Reproduce the listing below word for word, with no pictures.

┌─ RECORDS FOR PROCESSING

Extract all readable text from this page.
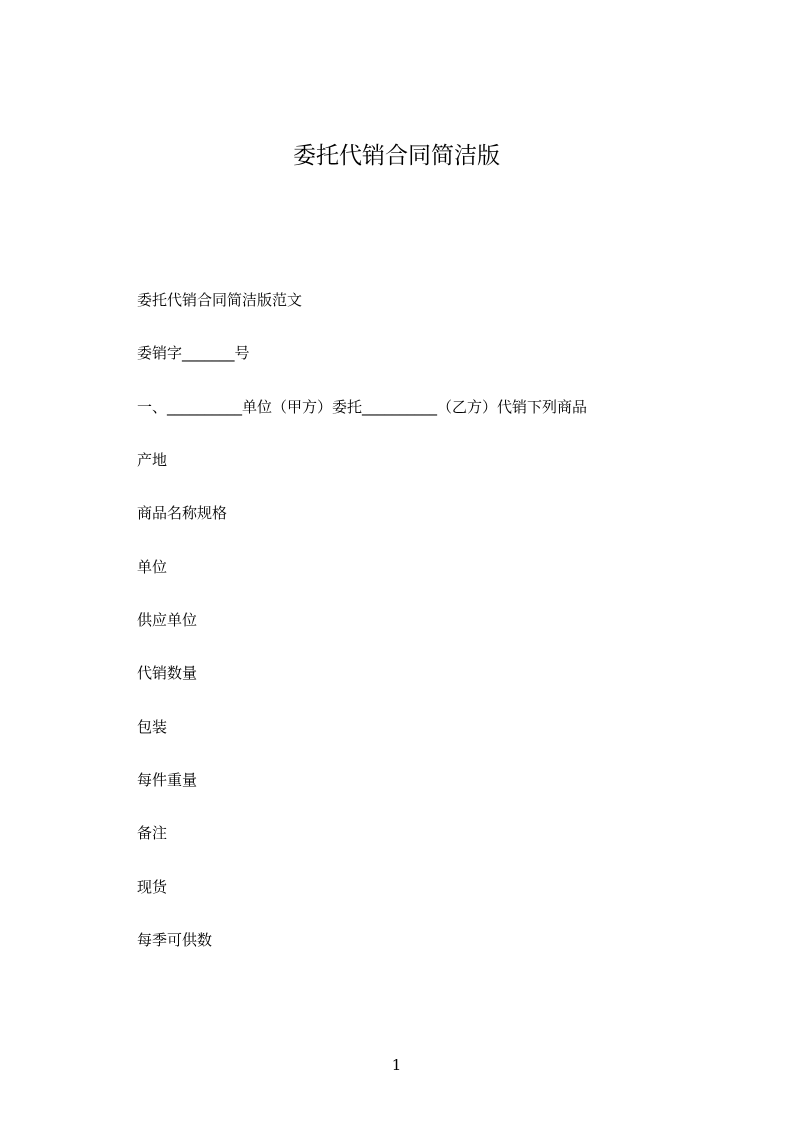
委托代销合同简洁版
委托代销合同简洁版范文
委销字_______号
一、__________单位（甲方）委托__________（乙方）代销下列商品
产地
商品名称规格
单位
供应单位
代销数量
包装
每件重量
备注
现货
每季可供数
1
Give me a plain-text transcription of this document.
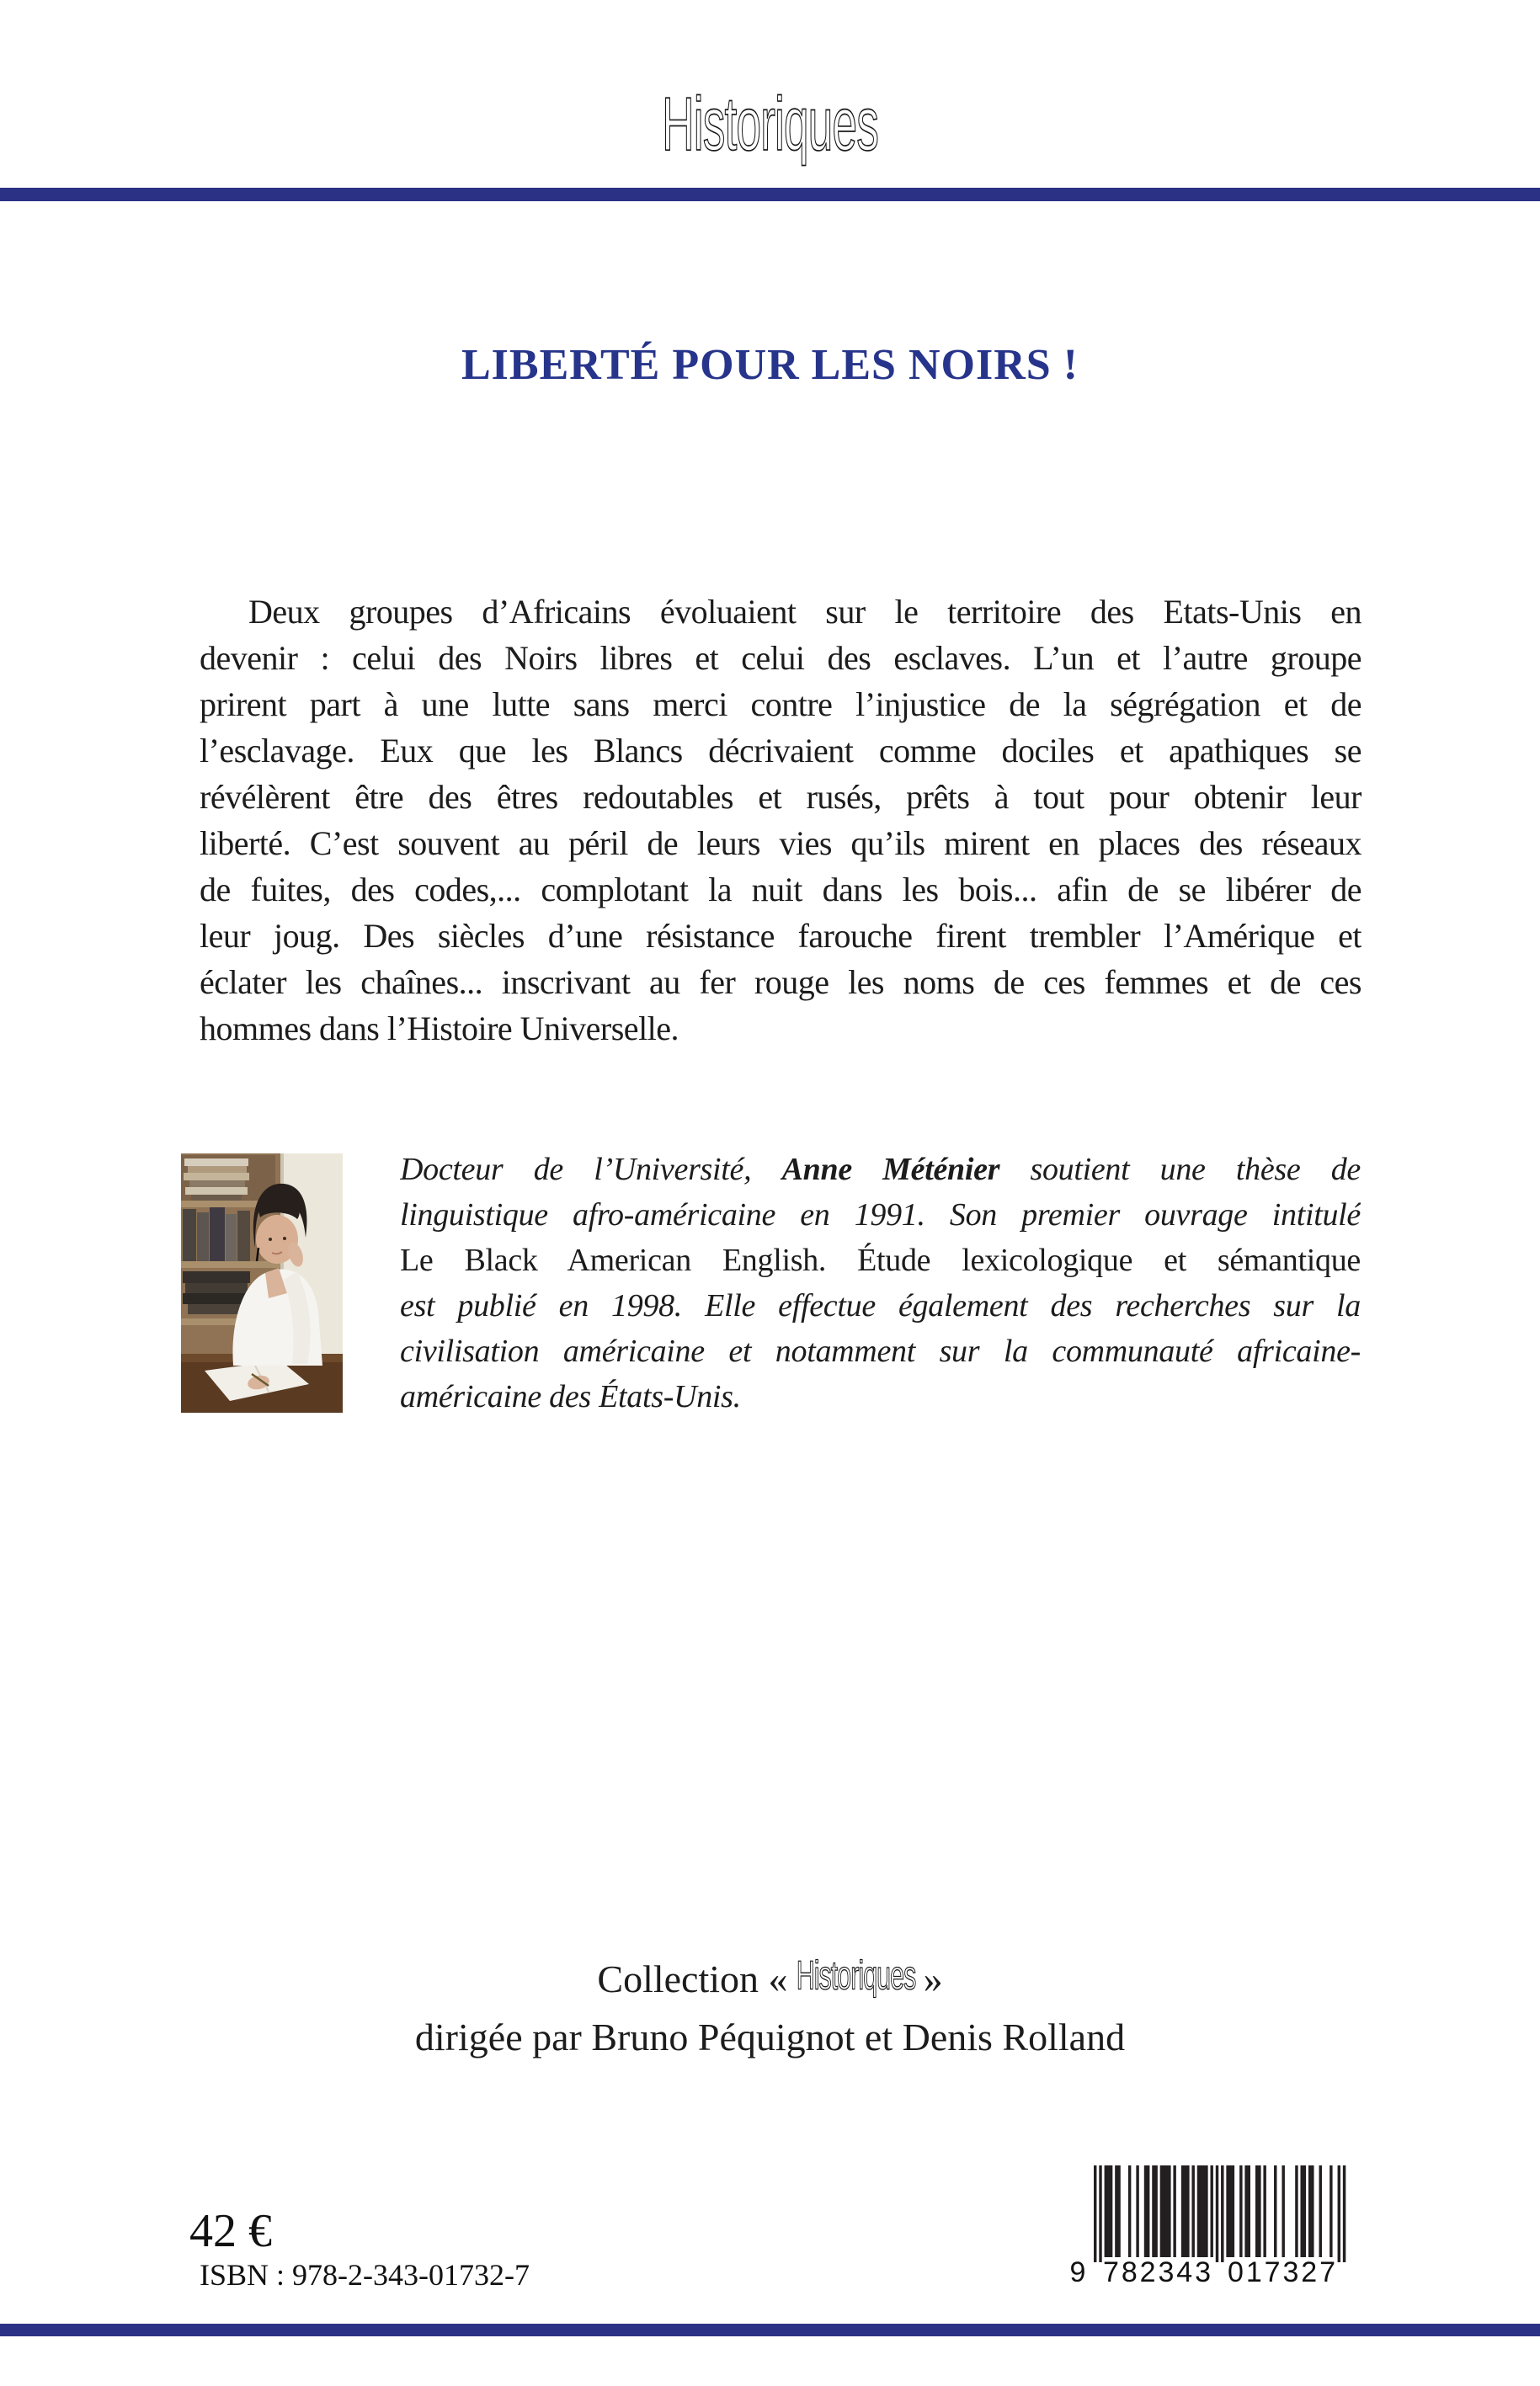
Historiques
LIBERTÉ POUR LES NOIRS !
Deux groupes d’Africains évoluaient sur le territoire des Etats-Unis en
devenir : celui des Noirs libres et celui des esclaves. L’un et l’autre groupe
prirent part à une lutte sans merci contre l’injustice de la ségrégation et de
l’esclavage. Eux que les Blancs décrivaient comme dociles et apathiques se
révélèrent être des êtres redoutables et rusés, prêts à tout pour obtenir leur
liberté. C’est souvent au péril de leurs vies qu’ils mirent en places des réseaux
de fuites, des codes,... complotant la nuit dans les bois... afin de se libérer de
leur joug. Des siècles d’une résistance farouche firent trembler l’Amérique et
éclater les chaînes... inscrivant au fer rouge les noms de ces femmes et de ces
hommes dans l’Histoire Universelle.
Docteur de l’Université, Anne Méténier soutient une thèse de
linguistique afro-américaine en 1991. Son premier ouvrage intitulé
Le Black American English. Étude lexicologique et sémantique
est publié en 1998. Elle effectue également des recherches sur la
civilisation américaine et notamment sur la communauté africaine-
américaine des États-Unis.
Collection « Historiques »
dirigée par Bruno Péquignot et Denis Rolland
42 €
ISBN : 978-2-343-01732-7	9 782343 017327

└─

TASK OUTPUT:
Extract all readable text from this page.
委托代销合同简洁版
委托代销合同简洁版范文
委销字_______号
一、__________单位（甲方）委托__________（乙方）代销下列商品
产地
商品名称规格
单位
供应单位
代销数量
包装
每件重量
备注
现货
每季可供数
1
Give me a plain-text transcription of this document.
Historiques
LIBERTÉ POUR LES NOIRS !
Deux groupes d’Africains évoluaient sur le territoire des Etats-Unis en
devenir : celui des Noirs libres et celui des esclaves. L’un et l’autre groupe
prirent part à une lutte sans merci contre l’injustice de la ségrégation et de
l’esclavage. Eux que les Blancs décrivaient comme dociles et apathiques se
révélèrent être des êtres redoutables et rusés, prêts à tout pour obtenir leur
liberté. C’est souvent au péril de leurs vies qu’ils mirent en places des réseaux
de fuites, des codes,... complotant la nuit dans les bois... afin de se libérer de
leur joug. Des siècles d’une résistance farouche firent trembler l’Amérique et
éclater les chaînes... inscrivant au fer rouge les noms de ces femmes et de ces
hommes dans l’Histoire Universelle.
Docteur de l’Université, Anne Méténier soutient une thèse de
linguistique afro-américaine en 1991. Son premier ouvrage intitulé
Le Black American English. Étude lexicologique et sémantique
est publié en 1998. Elle effectue également des recherches sur la
civilisation américaine et notamment sur la communauté africaine-
américaine des États-Unis.
Collection « Historiques »
dirigée par Bruno Péquignot et Denis Rolland
42 €
ISBN : 978-2-343-01732-7	9 782343 017327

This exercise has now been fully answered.